Exercise aim: Present the following data again exactly as it is shown.

(Collected data entries)
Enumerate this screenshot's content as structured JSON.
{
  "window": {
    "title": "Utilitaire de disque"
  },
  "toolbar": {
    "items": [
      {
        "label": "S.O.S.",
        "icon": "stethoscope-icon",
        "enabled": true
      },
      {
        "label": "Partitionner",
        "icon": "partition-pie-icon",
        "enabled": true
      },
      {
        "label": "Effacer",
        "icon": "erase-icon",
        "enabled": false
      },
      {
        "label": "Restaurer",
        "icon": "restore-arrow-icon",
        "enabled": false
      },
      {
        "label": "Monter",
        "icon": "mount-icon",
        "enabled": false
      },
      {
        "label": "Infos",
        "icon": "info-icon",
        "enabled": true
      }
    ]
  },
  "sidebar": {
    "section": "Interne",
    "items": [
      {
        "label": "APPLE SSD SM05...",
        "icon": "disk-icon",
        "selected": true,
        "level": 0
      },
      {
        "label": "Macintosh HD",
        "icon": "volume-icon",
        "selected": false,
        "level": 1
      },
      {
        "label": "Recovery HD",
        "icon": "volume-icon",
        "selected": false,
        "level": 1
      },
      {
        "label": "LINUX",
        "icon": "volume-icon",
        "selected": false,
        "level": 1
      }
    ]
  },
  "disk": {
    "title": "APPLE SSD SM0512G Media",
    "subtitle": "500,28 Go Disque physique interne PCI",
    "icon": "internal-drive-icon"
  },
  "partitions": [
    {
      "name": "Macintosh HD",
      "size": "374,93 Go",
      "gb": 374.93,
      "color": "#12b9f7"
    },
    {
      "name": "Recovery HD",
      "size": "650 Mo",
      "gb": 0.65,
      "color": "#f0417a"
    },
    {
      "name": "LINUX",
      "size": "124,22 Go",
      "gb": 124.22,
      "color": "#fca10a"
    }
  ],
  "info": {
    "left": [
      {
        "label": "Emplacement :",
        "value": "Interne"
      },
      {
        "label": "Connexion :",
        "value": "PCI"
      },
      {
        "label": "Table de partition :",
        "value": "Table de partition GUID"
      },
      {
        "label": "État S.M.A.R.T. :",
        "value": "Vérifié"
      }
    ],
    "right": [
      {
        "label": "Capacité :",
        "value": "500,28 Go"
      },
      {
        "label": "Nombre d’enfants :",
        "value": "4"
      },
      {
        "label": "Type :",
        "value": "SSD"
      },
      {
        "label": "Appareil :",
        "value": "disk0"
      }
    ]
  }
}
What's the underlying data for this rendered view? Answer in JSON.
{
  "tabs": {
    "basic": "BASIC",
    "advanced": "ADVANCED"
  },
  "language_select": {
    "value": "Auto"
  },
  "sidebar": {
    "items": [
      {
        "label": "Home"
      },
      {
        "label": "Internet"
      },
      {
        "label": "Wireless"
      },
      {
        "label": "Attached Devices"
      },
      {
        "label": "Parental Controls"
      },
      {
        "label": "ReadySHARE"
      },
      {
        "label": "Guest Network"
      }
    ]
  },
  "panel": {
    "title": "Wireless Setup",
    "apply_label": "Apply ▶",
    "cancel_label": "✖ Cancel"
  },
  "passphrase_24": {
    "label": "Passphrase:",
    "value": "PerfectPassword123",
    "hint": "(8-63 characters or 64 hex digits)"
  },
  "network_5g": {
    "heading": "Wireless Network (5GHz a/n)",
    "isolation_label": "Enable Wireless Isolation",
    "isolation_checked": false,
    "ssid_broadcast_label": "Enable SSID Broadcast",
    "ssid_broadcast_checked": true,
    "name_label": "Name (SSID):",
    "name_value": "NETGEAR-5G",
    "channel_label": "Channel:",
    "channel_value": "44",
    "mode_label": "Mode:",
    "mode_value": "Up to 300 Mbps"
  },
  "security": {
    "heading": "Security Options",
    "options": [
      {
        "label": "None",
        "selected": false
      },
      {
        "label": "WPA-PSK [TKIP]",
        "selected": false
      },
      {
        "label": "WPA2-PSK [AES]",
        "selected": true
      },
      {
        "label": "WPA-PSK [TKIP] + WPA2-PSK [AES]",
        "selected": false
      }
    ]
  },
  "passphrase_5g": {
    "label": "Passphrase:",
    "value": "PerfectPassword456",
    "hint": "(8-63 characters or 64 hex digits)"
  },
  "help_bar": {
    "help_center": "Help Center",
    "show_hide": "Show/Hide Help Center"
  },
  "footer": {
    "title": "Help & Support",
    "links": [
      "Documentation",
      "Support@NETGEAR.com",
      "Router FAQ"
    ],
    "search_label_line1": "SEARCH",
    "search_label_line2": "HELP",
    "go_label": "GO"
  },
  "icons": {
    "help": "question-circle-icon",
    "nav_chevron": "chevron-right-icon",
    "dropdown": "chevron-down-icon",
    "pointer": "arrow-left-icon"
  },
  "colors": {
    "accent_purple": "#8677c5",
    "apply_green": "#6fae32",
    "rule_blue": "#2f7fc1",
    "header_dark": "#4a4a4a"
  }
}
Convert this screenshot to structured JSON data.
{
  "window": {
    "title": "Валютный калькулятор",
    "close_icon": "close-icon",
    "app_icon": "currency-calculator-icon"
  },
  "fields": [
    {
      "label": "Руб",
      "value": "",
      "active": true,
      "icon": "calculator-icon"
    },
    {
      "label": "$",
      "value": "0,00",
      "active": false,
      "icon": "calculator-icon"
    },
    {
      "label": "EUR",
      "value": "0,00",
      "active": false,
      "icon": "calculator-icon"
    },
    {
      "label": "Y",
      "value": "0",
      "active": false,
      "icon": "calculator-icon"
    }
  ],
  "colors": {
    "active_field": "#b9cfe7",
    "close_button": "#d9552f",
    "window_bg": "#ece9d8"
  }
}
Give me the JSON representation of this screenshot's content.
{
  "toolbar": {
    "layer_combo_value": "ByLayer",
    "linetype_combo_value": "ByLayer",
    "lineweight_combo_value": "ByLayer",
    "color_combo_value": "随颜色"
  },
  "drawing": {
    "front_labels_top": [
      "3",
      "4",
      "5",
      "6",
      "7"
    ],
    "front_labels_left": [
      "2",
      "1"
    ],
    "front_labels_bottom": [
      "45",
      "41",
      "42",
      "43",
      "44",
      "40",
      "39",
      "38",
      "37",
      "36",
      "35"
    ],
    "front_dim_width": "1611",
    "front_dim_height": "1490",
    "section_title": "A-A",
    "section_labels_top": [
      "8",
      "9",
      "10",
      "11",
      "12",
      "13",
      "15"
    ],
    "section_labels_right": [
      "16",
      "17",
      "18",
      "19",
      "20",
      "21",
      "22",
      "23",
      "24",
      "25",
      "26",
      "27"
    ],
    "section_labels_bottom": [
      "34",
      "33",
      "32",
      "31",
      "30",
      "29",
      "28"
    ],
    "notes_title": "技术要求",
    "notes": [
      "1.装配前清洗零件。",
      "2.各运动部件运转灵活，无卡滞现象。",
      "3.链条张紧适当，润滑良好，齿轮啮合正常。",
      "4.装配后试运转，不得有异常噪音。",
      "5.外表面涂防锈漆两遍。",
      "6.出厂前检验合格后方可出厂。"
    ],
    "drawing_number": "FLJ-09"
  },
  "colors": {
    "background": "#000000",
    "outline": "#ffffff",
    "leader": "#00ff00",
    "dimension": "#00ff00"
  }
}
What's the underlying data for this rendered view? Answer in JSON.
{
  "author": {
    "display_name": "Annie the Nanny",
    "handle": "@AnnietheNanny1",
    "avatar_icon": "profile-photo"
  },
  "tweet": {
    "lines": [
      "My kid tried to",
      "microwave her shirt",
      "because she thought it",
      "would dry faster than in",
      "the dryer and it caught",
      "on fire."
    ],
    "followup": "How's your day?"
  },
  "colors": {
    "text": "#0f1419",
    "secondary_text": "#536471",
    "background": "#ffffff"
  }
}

Response to this exercise:
Enumerate this screenshot's content as structured JSON.
{
  "window": {
    "title": "Utilitaire de disque"
  },
  "toolbar": {
    "items": [
      {
        "label": "S.O.S.",
        "icon": "stethoscope-icon",
        "enabled": true
      },
      {
        "label": "Partitionner",
        "icon": "partition-pie-icon",
        "enabled": true
      },
      {
        "label": "Effacer",
        "icon": "erase-icon",
        "enabled": false
      },
      {
        "label": "Restaurer",
        "icon": "restore-arrow-icon",
        "enabled": false
      },
      {
        "label": "Monter",
        "icon": "mount-icon",
        "enabled": false
      },
      {
        "label": "Infos",
        "icon": "info-icon",
        "enabled": true
      }
    ]
  },
  "sidebar": {
    "section": "Interne",
    "items": [
      {
        "label": "APPLE SSD SM05...",
        "icon": "disk-icon",
        "selected": true,
        "level": 0
      },
      {
        "label": "Macintosh HD",
        "icon": "volume-icon",
        "selected": false,
        "level": 1
      },
      {
        "label": "Recovery HD",
        "icon": "volume-icon",
        "selected": false,
        "level": 1
      },
      {
        "label": "LINUX",
        "icon": "volume-icon",
        "selected": false,
        "level": 1
      }
    ]
  },
  "disk": {
    "title": "APPLE SSD SM0512G Media",
    "subtitle": "500,28 Go Disque physique interne PCI",
    "icon": "internal-drive-icon"
  },
  "partitions": [
    {
      "name": "Macintosh HD",
      "size": "374,93 Go",
      "gb": 374.93,
      "color": "#12b9f7"
    },
    {
      "name": "Recovery HD",
      "size": "650 Mo",
      "gb": 0.65,
      "color": "#f0417a"
    },
    {
      "name": "LINUX",
      "size": "124,22 Go",
      "gb": 124.22,
      "color": "#fca10a"
    }
  ],
  "info": {
    "left": [
      {
        "label": "Emplacement :",
        "value": "Interne"
      },
      {
        "label": "Connexion :",
        "value": "PCI"
      },
      {
        "label": "Table de partition :",
        "value": "Table de partition GUID"
      },
      {
        "label": "État S.M.A.R.T. :",
        "value": "Vérifié"
      }
    ],
    "right": [
      {
        "label": "Capacité :",
        "value": "500,28 Go"
      },
      {
        "label": "Nombre d’enfants :",
        "value": "4"
      },
      {
        "label": "Type :",
        "value": "SSD"
      },
      {
        "label": "Appareil :",
        "value": "disk0"
      }
    ]
  }
}
What's the underlying data for this rendered view? Answer in JSON.
{
  "tabs": {
    "basic": "BASIC",
    "advanced": "ADVANCED"
  },
  "language_select": {
    "value": "Auto"
  },
  "sidebar": {
    "items": [
      {
        "label": "Home"
      },
      {
        "label": "Internet"
      },
      {
        "label": "Wireless"
      },
      {
        "label": "Attached Devices"
      },
      {
        "label": "Parental Controls"
      },
      {
        "label": "ReadySHARE"
      },
      {
        "label": "Guest Network"
      }
    ]
  },
  "panel": {
    "title": "Wireless Setup",
    "apply_label": "Apply ▶",
    "cancel_label": "✖ Cancel"
  },
  "passphrase_24": {
    "label": "Passphrase:",
    "value": "PerfectPassword123",
    "hint": "(8-63 characters or 64 hex digits)"
  },
  "network_5g": {
    "heading": "Wireless Network (5GHz a/n)",
    "isolation_label": "Enable Wireless Isolation",
    "isolation_checked": false,
    "ssid_broadcast_label": "Enable SSID Broadcast",
    "ssid_broadcast_checked": true,
    "name_label": "Name (SSID):",
    "name_value": "NETGEAR-5G",
    "channel_label": "Channel:",
    "channel_value": "44",
    "mode_label": "Mode:",
    "mode_value": "Up to 300 Mbps"
  },
  "security": {
    "heading": "Security Options",
    "options": [
      {
        "label": "None",
        "selected": false
      },
      {
        "label": "WPA-PSK [TKIP]",
        "selected": false
      },
      {
        "label": "WPA2-PSK [AES]",
        "selected": true
      },
      {
        "label": "WPA-PSK [TKIP] + WPA2-PSK [AES]",
        "selected": false
      }
    ]
  },
  "passphrase_5g": {
    "label": "Passphrase:",
    "value": "PerfectPassword456",
    "hint": "(8-63 characters or 64 hex digits)"
  },
  "help_bar": {
    "help_center": "Help Center",
    "show_hide": "Show/Hide Help Center"
  },
  "footer": {
    "title": "Help & Support",
    "links": [
      "Documentation",
      "Support@NETGEAR.com",
      "Router FAQ"
    ],
    "search_label_line1": "SEARCH",
    "search_label_line2": "HELP",
    "go_label": "GO"
  },
  "icons": {
    "help": "question-circle-icon",
    "nav_chevron": "chevron-right-icon",
    "dropdown": "chevron-down-icon",
    "pointer": "arrow-left-icon"
  },
  "colors": {
    "accent_purple": "#8677c5",
    "apply_green": "#6fae32",
    "rule_blue": "#2f7fc1",
    "header_dark": "#4a4a4a"
  }
}
Convert this screenshot to structured JSON data.
{
  "window": {
    "title": "Валютный калькулятор",
    "close_icon": "close-icon",
    "app_icon": "currency-calculator-icon"
  },
  "fields": [
    {
      "label": "Руб",
      "value": "",
      "active": true,
      "icon": "calculator-icon"
    },
    {
      "label": "$",
      "value": "0,00",
      "active": false,
      "icon": "calculator-icon"
    },
    {
      "label": "EUR",
      "value": "0,00",
      "active": false,
      "icon": "calculator-icon"
    },
    {
      "label": "Y",
      "value": "0",
      "active": false,
      "icon": "calculator-icon"
    }
  ],
  "colors": {
    "active_field": "#b9cfe7",
    "close_button": "#d9552f",
    "window_bg": "#ece9d8"
  }
}
Give me the JSON representation of this screenshot's content.
{
  "toolbar": {
    "layer_combo_value": "ByLayer",
    "linetype_combo_value": "ByLayer",
    "lineweight_combo_value": "ByLayer",
    "color_combo_value": "随颜色"
  },
  "drawing": {
    "front_labels_top": [
      "3",
      "4",
      "5",
      "6",
      "7"
    ],
    "front_labels_left": [
      "2",
      "1"
    ],
    "front_labels_bottom": [
      "45",
      "41",
      "42",
      "43",
      "44",
      "40",
      "39",
      "38",
      "37",
      "36",
      "35"
    ],
    "front_dim_width": "1611",
    "front_dim_height": "1490",
    "section_title": "A-A",
    "section_labels_top": [
      "8",
      "9",
      "10",
      "11",
      "12",
      "13",
      "15"
    ],
    "section_labels_right": [
      "16",
      "17",
      "18",
      "19",
      "20",
      "21",
      "22",
      "23",
      "24",
      "25",
      "26",
      "27"
    ],
    "section_labels_bottom": [
      "34",
      "33",
      "32",
      "31",
      "30",
      "29",
      "28"
    ],
    "notes_title": "技术要求",
    "notes": [
      "1.装配前清洗零件。",
      "2.各运动部件运转灵活，无卡滞现象。",
      "3.链条张紧适当，润滑良好，齿轮啮合正常。",
      "4.装配后试运转，不得有异常噪音。",
      "5.外表面涂防锈漆两遍。",
      "6.出厂前检验合格后方可出厂。"
    ],
    "drawing_number": "FLJ-09"
  },
  "colors": {
    "background": "#000000",
    "outline": "#ffffff",
    "leader": "#00ff00",
    "dimension": "#00ff00"
  }
}
What's the underlying data for this rendered view? Answer in JSON.
{
  "author": {
    "display_name": "Annie the Nanny",
    "handle": "@AnnietheNanny1",
    "avatar_icon": "profile-photo"
  },
  "tweet": {
    "lines": [
      "My kid tried to",
      "microwave her shirt",
      "because she thought it",
      "would dry faster than in",
      "the dryer and it caught",
      "on fire."
    ],
    "followup": "How's your day?"
  },
  "colors": {
    "text": "#0f1419",
    "secondary_text": "#536471",
    "background": "#ffffff"
  }
}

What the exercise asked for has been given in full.